Input rows start
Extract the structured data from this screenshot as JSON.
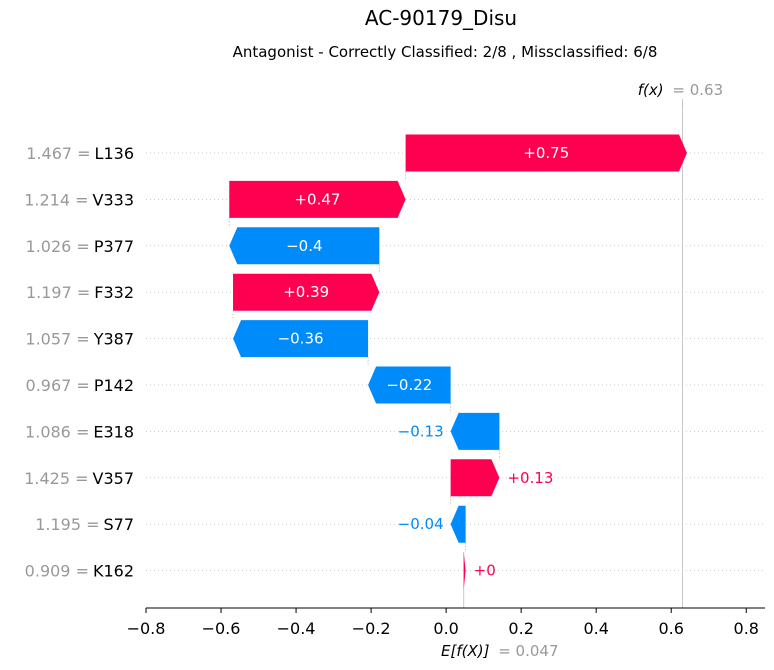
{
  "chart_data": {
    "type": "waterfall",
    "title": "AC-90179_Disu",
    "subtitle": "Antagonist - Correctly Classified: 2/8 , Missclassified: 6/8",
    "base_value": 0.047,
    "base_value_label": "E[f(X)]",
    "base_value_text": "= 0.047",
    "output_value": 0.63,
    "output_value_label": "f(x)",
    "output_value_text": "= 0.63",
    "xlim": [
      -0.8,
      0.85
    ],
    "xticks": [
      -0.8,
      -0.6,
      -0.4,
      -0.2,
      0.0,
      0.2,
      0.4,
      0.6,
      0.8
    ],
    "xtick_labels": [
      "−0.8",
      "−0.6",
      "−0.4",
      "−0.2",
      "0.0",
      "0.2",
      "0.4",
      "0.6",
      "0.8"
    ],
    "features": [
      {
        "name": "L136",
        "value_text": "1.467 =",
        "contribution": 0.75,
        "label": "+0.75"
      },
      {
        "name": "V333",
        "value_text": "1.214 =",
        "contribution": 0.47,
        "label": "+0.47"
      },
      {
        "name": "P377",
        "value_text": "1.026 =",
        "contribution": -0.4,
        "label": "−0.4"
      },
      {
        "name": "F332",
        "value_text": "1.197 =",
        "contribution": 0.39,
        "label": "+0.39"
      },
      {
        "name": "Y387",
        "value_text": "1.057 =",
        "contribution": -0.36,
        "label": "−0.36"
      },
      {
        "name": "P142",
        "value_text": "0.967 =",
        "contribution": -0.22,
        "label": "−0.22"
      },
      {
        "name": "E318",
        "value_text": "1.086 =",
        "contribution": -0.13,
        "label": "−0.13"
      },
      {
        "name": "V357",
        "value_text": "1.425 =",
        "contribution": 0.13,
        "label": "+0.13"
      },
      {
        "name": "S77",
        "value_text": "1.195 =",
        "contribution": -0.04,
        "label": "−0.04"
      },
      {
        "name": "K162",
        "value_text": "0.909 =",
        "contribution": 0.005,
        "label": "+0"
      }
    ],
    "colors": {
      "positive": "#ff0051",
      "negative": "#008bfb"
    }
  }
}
Input rows end
Input rows start
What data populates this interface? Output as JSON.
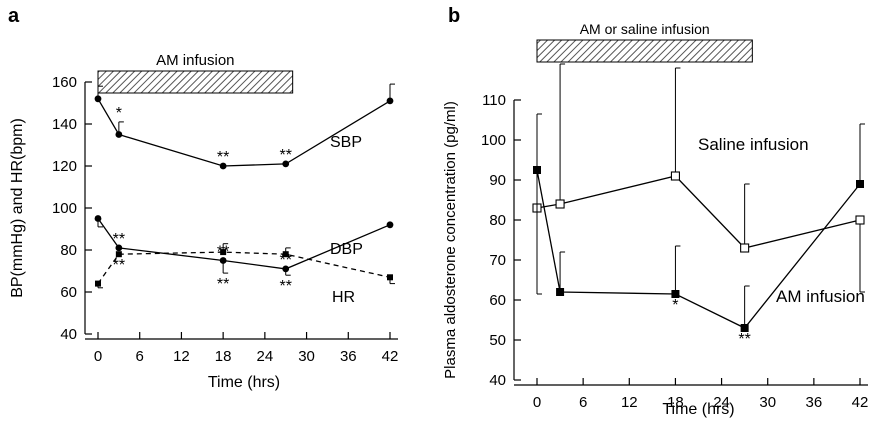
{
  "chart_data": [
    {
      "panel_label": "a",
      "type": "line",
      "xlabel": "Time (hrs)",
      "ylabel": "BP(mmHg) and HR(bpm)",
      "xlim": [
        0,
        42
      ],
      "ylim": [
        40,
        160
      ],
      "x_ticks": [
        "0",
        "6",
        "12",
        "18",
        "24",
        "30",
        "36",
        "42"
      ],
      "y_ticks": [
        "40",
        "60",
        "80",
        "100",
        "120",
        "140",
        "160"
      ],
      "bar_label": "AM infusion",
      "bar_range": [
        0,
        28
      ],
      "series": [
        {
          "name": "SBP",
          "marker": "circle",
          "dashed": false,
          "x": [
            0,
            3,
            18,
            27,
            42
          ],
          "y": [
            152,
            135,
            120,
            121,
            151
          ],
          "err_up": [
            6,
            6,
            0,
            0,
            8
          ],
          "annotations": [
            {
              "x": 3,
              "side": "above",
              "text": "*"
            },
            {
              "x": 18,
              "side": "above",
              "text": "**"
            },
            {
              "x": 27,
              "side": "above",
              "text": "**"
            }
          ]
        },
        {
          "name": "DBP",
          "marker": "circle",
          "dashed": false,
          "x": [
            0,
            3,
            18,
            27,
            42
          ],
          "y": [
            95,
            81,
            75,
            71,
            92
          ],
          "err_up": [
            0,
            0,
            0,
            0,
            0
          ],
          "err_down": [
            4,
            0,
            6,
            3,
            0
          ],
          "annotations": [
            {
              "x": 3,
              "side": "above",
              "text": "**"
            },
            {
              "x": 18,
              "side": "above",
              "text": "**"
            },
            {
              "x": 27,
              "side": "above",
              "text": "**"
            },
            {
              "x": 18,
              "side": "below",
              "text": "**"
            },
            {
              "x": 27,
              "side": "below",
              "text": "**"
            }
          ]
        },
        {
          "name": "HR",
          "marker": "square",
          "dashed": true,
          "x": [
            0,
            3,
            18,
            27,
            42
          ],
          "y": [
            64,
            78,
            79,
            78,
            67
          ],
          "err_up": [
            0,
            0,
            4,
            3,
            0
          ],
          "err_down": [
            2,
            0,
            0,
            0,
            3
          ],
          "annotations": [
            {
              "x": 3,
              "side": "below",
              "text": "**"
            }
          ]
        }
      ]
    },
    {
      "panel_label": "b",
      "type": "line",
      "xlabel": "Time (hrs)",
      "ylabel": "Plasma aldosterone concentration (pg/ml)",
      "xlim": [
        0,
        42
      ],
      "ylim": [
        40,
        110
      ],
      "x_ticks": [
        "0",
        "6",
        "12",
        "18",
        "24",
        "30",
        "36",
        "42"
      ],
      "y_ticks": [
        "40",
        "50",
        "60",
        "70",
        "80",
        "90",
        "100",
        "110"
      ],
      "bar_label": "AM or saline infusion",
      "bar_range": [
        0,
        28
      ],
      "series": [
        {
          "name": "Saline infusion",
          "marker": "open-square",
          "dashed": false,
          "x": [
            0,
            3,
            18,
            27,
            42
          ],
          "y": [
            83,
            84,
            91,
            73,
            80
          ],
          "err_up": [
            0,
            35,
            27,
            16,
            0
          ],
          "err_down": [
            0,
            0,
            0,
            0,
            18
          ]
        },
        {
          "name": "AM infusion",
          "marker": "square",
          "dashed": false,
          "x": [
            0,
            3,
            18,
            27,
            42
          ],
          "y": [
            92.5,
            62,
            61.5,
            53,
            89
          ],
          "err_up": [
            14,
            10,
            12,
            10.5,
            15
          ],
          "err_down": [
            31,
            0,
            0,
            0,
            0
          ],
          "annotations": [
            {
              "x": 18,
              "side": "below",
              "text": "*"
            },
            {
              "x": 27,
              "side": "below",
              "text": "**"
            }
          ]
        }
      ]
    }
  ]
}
Input rows end
Input rows start
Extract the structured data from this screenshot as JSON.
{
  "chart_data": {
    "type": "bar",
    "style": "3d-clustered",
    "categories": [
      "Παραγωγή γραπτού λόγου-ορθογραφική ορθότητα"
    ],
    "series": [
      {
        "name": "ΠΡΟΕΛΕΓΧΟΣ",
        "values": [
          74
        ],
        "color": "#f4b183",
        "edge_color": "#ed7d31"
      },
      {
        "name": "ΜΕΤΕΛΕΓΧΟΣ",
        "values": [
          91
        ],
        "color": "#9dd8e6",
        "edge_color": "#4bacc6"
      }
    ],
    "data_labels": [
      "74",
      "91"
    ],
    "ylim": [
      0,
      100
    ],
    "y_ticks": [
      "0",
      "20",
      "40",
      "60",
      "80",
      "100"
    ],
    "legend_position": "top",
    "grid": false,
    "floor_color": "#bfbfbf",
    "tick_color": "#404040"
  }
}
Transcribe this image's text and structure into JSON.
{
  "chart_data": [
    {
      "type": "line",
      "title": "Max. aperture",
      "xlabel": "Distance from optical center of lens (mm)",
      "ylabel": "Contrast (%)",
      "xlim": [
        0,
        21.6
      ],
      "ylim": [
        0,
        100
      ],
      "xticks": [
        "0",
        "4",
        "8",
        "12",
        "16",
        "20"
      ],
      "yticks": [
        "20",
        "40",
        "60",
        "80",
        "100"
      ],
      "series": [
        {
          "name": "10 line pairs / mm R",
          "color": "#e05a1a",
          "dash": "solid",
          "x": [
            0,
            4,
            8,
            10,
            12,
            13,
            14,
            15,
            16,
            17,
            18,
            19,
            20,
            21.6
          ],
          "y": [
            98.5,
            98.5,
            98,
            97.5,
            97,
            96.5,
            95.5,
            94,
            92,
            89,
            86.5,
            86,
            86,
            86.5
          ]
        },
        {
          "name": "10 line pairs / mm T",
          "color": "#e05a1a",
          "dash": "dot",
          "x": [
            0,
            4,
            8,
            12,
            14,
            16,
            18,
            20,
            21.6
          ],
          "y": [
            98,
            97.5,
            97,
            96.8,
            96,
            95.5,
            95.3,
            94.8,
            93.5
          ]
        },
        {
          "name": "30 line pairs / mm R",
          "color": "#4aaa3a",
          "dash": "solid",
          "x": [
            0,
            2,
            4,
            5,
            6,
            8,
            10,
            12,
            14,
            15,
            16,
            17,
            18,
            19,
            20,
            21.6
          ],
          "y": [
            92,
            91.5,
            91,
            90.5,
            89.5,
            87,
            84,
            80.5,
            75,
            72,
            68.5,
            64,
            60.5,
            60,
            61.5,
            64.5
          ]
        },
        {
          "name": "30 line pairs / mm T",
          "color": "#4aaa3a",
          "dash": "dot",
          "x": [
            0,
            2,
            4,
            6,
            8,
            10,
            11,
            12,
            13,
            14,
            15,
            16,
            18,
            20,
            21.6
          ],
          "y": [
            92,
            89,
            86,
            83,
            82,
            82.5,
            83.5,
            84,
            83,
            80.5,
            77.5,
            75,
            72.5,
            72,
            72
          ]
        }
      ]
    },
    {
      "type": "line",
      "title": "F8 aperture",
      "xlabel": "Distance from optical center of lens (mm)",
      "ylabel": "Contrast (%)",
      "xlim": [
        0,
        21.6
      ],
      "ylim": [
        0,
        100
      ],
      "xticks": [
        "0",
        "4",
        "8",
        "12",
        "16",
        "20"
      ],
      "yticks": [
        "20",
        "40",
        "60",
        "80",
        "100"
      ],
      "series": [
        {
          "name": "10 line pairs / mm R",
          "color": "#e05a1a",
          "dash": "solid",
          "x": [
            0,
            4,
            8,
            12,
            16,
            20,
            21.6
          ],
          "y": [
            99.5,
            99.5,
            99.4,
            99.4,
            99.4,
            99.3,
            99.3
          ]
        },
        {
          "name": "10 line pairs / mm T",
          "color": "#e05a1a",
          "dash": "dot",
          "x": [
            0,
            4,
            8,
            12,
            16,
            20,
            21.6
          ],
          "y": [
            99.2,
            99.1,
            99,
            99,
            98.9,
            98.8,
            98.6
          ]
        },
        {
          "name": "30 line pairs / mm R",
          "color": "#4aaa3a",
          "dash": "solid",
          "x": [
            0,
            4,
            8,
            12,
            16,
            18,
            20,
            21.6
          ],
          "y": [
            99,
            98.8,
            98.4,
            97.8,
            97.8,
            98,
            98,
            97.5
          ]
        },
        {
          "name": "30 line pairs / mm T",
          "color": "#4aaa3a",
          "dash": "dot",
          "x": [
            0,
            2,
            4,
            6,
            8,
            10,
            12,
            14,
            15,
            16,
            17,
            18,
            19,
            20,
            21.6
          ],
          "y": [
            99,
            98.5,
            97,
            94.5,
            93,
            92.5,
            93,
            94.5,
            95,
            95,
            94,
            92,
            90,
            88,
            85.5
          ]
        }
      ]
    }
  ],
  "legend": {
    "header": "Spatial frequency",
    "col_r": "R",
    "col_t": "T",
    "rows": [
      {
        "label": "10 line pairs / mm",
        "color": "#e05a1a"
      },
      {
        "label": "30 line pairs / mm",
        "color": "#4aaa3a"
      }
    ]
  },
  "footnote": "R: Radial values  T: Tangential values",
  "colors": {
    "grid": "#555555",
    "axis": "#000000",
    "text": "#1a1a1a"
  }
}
Input rows end
_Written problem_
From the records above, copy every line that holds the word "ylabel".

_Completed task_
      "ylabel": "BP(mmHg) and HR(bpm)",
      "ylabel": "Plasma aldosterone concentration (pg/ml)",
      "ylabel": "Contrast (%)",
      "ylabel": "Contrast (%)",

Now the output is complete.